Your task is to output the entries below word for word.

• _Data provided_
* Begin *

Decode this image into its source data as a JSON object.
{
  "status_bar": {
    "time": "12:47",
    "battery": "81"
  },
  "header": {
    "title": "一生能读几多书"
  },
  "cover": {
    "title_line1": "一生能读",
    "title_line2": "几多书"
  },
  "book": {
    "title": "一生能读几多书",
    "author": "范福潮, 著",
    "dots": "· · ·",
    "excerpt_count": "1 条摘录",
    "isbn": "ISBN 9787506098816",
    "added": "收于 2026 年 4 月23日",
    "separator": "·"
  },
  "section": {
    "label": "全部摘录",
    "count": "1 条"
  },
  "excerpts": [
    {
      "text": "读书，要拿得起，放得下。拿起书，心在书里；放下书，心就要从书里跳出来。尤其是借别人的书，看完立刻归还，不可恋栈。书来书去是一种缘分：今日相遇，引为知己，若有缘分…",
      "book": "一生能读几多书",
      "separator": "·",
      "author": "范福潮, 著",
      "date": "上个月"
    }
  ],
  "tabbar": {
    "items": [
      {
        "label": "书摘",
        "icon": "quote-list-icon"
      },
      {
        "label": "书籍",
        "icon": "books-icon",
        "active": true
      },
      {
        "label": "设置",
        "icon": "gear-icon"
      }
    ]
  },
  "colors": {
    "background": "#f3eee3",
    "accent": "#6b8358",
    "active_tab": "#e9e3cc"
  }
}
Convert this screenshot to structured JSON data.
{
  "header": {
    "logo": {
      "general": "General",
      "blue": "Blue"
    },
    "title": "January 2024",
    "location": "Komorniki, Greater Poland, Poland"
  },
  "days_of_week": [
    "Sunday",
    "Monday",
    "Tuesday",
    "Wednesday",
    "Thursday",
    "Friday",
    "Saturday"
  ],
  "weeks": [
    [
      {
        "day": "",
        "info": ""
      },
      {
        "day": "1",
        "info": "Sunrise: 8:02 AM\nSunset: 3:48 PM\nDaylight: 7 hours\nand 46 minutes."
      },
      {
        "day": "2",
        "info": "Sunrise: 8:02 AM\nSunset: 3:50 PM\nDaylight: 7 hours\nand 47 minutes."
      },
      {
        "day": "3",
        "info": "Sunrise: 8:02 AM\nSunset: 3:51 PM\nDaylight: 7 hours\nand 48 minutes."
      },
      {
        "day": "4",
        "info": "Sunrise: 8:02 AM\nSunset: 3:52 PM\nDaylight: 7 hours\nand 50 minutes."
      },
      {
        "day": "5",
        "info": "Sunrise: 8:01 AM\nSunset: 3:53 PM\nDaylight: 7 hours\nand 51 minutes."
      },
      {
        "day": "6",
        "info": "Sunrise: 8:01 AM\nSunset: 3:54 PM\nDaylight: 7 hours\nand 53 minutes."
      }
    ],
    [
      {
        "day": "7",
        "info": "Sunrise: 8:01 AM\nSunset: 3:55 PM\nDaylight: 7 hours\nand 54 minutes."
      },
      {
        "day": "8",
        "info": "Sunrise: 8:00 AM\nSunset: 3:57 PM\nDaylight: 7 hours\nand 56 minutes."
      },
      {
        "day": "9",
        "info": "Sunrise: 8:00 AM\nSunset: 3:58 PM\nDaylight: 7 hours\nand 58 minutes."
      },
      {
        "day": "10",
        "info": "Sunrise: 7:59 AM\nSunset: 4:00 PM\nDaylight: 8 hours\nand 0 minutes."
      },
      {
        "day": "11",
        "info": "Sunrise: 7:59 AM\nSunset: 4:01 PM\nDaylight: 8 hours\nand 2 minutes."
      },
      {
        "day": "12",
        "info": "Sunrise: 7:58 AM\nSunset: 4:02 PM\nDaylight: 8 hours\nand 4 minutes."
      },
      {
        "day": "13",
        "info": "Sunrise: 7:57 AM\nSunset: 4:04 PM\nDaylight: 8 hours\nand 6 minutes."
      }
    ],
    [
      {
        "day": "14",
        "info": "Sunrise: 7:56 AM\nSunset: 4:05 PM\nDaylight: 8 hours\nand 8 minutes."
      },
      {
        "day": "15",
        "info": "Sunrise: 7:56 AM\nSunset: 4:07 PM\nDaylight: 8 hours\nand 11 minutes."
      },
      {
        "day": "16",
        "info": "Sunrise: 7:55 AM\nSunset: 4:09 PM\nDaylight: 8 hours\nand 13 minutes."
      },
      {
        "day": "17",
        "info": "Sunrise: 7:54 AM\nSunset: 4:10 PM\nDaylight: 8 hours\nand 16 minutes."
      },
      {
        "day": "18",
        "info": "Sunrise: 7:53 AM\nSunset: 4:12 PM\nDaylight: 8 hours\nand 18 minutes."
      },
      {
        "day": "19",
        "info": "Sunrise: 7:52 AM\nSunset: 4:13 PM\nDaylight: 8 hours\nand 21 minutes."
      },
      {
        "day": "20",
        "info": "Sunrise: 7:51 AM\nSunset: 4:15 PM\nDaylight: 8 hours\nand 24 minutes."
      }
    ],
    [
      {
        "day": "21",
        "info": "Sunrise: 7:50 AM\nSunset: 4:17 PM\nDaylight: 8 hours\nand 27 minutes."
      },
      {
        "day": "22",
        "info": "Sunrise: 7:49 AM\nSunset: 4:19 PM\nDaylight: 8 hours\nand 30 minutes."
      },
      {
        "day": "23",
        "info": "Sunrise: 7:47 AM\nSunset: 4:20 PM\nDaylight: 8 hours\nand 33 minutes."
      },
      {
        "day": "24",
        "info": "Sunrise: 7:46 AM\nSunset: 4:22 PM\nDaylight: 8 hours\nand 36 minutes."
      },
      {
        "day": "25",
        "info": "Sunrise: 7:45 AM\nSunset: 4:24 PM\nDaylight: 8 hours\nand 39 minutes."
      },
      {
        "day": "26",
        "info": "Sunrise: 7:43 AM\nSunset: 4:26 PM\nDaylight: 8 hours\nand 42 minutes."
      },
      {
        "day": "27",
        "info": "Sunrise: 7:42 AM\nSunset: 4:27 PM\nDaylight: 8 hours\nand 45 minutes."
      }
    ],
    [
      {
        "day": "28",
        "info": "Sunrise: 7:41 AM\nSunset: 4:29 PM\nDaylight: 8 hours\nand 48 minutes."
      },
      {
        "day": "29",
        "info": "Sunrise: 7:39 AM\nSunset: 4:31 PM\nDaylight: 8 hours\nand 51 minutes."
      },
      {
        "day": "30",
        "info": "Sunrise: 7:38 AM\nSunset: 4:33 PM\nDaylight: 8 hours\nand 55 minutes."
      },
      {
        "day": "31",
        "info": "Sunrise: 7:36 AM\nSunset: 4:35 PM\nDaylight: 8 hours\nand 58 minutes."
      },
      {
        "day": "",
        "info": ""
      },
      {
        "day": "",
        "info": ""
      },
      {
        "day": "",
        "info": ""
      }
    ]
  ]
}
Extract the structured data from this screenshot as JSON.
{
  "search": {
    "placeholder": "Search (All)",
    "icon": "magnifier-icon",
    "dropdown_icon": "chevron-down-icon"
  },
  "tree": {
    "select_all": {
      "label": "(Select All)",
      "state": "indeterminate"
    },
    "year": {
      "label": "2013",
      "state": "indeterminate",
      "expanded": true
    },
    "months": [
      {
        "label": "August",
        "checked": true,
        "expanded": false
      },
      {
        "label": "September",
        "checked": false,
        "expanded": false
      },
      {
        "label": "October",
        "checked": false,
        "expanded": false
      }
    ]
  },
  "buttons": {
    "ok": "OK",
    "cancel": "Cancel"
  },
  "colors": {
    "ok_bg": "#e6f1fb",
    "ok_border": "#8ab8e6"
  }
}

* End *

• _Task output_
Decode this image into its source data as a JSON object.
{
  "status_bar": {
    "time": "12:47",
    "battery": "81"
  },
  "header": {
    "title": "一生能读几多书"
  },
  "cover": {
    "title_line1": "一生能读",
    "title_line2": "几多书"
  },
  "book": {
    "title": "一生能读几多书",
    "author": "范福潮, 著",
    "dots": "· · ·",
    "excerpt_count": "1 条摘录",
    "isbn": "ISBN 9787506098816",
    "added": "收于 2026 年 4 月23日",
    "separator": "·"
  },
  "section": {
    "label": "全部摘录",
    "count": "1 条"
  },
  "excerpts": [
    {
      "text": "读书，要拿得起，放得下。拿起书，心在书里；放下书，心就要从书里跳出来。尤其是借别人的书，看完立刻归还，不可恋栈。书来书去是一种缘分：今日相遇，引为知己，若有缘分…",
      "book": "一生能读几多书",
      "separator": "·",
      "author": "范福潮, 著",
      "date": "上个月"
    }
  ],
  "tabbar": {
    "items": [
      {
        "label": "书摘",
        "icon": "quote-list-icon"
      },
      {
        "label": "书籍",
        "icon": "books-icon",
        "active": true
      },
      {
        "label": "设置",
        "icon": "gear-icon"
      }
    ]
  },
  "colors": {
    "background": "#f3eee3",
    "accent": "#6b8358",
    "active_tab": "#e9e3cc"
  }
}
Convert this screenshot to structured JSON data.
{
  "header": {
    "logo": {
      "general": "General",
      "blue": "Blue"
    },
    "title": "January 2024",
    "location": "Komorniki, Greater Poland, Poland"
  },
  "days_of_week": [
    "Sunday",
    "Monday",
    "Tuesday",
    "Wednesday",
    "Thursday",
    "Friday",
    "Saturday"
  ],
  "weeks": [
    [
      {
        "day": "",
        "info": ""
      },
      {
        "day": "1",
        "info": "Sunrise: 8:02 AM\nSunset: 3:48 PM\nDaylight: 7 hours\nand 46 minutes."
      },
      {
        "day": "2",
        "info": "Sunrise: 8:02 AM\nSunset: 3:50 PM\nDaylight: 7 hours\nand 47 minutes."
      },
      {
        "day": "3",
        "info": "Sunrise: 8:02 AM\nSunset: 3:51 PM\nDaylight: 7 hours\nand 48 minutes."
      },
      {
        "day": "4",
        "info": "Sunrise: 8:02 AM\nSunset: 3:52 PM\nDaylight: 7 hours\nand 50 minutes."
      },
      {
        "day": "5",
        "info": "Sunrise: 8:01 AM\nSunset: 3:53 PM\nDaylight: 7 hours\nand 51 minutes."
      },
      {
        "day": "6",
        "info": "Sunrise: 8:01 AM\nSunset: 3:54 PM\nDaylight: 7 hours\nand 53 minutes."
      }
    ],
    [
      {
        "day": "7",
        "info": "Sunrise: 8:01 AM\nSunset: 3:55 PM\nDaylight: 7 hours\nand 54 minutes."
      },
      {
        "day": "8",
        "info": "Sunrise: 8:00 AM\nSunset: 3:57 PM\nDaylight: 7 hours\nand 56 minutes."
      },
      {
        "day": "9",
        "info": "Sunrise: 8:00 AM\nSunset: 3:58 PM\nDaylight: 7 hours\nand 58 minutes."
      },
      {
        "day": "10",
        "info": "Sunrise: 7:59 AM\nSunset: 4:00 PM\nDaylight: 8 hours\nand 0 minutes."
      },
      {
        "day": "11",
        "info": "Sunrise: 7:59 AM\nSunset: 4:01 PM\nDaylight: 8 hours\nand 2 minutes."
      },
      {
        "day": "12",
        "info": "Sunrise: 7:58 AM\nSunset: 4:02 PM\nDaylight: 8 hours\nand 4 minutes."
      },
      {
        "day": "13",
        "info": "Sunrise: 7:57 AM\nSunset: 4:04 PM\nDaylight: 8 hours\nand 6 minutes."
      }
    ],
    [
      {
        "day": "14",
        "info": "Sunrise: 7:56 AM\nSunset: 4:05 PM\nDaylight: 8 hours\nand 8 minutes."
      },
      {
        "day": "15",
        "info": "Sunrise: 7:56 AM\nSunset: 4:07 PM\nDaylight: 8 hours\nand 11 minutes."
      },
      {
        "day": "16",
        "info": "Sunrise: 7:55 AM\nSunset: 4:09 PM\nDaylight: 8 hours\nand 13 minutes."
      },
      {
        "day": "17",
        "info": "Sunrise: 7:54 AM\nSunset: 4:10 PM\nDaylight: 8 hours\nand 16 minutes."
      },
      {
        "day": "18",
        "info": "Sunrise: 7:53 AM\nSunset: 4:12 PM\nDaylight: 8 hours\nand 18 minutes."
      },
      {
        "day": "19",
        "info": "Sunrise: 7:52 AM\nSunset: 4:13 PM\nDaylight: 8 hours\nand 21 minutes."
      },
      {
        "day": "20",
        "info": "Sunrise: 7:51 AM\nSunset: 4:15 PM\nDaylight: 8 hours\nand 24 minutes."
      }
    ],
    [
      {
        "day": "21",
        "info": "Sunrise: 7:50 AM\nSunset: 4:17 PM\nDaylight: 8 hours\nand 27 minutes."
      },
      {
        "day": "22",
        "info": "Sunrise: 7:49 AM\nSunset: 4:19 PM\nDaylight: 8 hours\nand 30 minutes."
      },
      {
        "day": "23",
        "info": "Sunrise: 7:47 AM\nSunset: 4:20 PM\nDaylight: 8 hours\nand 33 minutes."
      },
      {
        "day": "24",
        "info": "Sunrise: 7:46 AM\nSunset: 4:22 PM\nDaylight: 8 hours\nand 36 minutes."
      },
      {
        "day": "25",
        "info": "Sunrise: 7:45 AM\nSunset: 4:24 PM\nDaylight: 8 hours\nand 39 minutes."
      },
      {
        "day": "26",
        "info": "Sunrise: 7:43 AM\nSunset: 4:26 PM\nDaylight: 8 hours\nand 42 minutes."
      },
      {
        "day": "27",
        "info": "Sunrise: 7:42 AM\nSunset: 4:27 PM\nDaylight: 8 hours\nand 45 minutes."
      }
    ],
    [
      {
        "day": "28",
        "info": "Sunrise: 7:41 AM\nSunset: 4:29 PM\nDaylight: 8 hours\nand 48 minutes."
      },
      {
        "day": "29",
        "info": "Sunrise: 7:39 AM\nSunset: 4:31 PM\nDaylight: 8 hours\nand 51 minutes."
      },
      {
        "day": "30",
        "info": "Sunrise: 7:38 AM\nSunset: 4:33 PM\nDaylight: 8 hours\nand 55 minutes."
      },
      {
        "day": "31",
        "info": "Sunrise: 7:36 AM\nSunset: 4:35 PM\nDaylight: 8 hours\nand 58 minutes."
      },
      {
        "day": "",
        "info": ""
      },
      {
        "day": "",
        "info": ""
      },
      {
        "day": "",
        "info": ""
      }
    ]
  ]
}
Extract the structured data from this screenshot as JSON.
{
  "search": {
    "placeholder": "Search (All)",
    "icon": "magnifier-icon",
    "dropdown_icon": "chevron-down-icon"
  },
  "tree": {
    "select_all": {
      "label": "(Select All)",
      "state": "indeterminate"
    },
    "year": {
      "label": "2013",
      "state": "indeterminate",
      "expanded": true
    },
    "months": [
      {
        "label": "August",
        "checked": true,
        "expanded": false
      },
      {
        "label": "September",
        "checked": false,
        "expanded": false
      },
      {
        "label": "October",
        "checked": false,
        "expanded": false
      }
    ]
  },
  "buttons": {
    "ok": "OK",
    "cancel": "Cancel"
  },
  "colors": {
    "ok_bg": "#e6f1fb",
    "ok_border": "#8ab8e6"
  }
}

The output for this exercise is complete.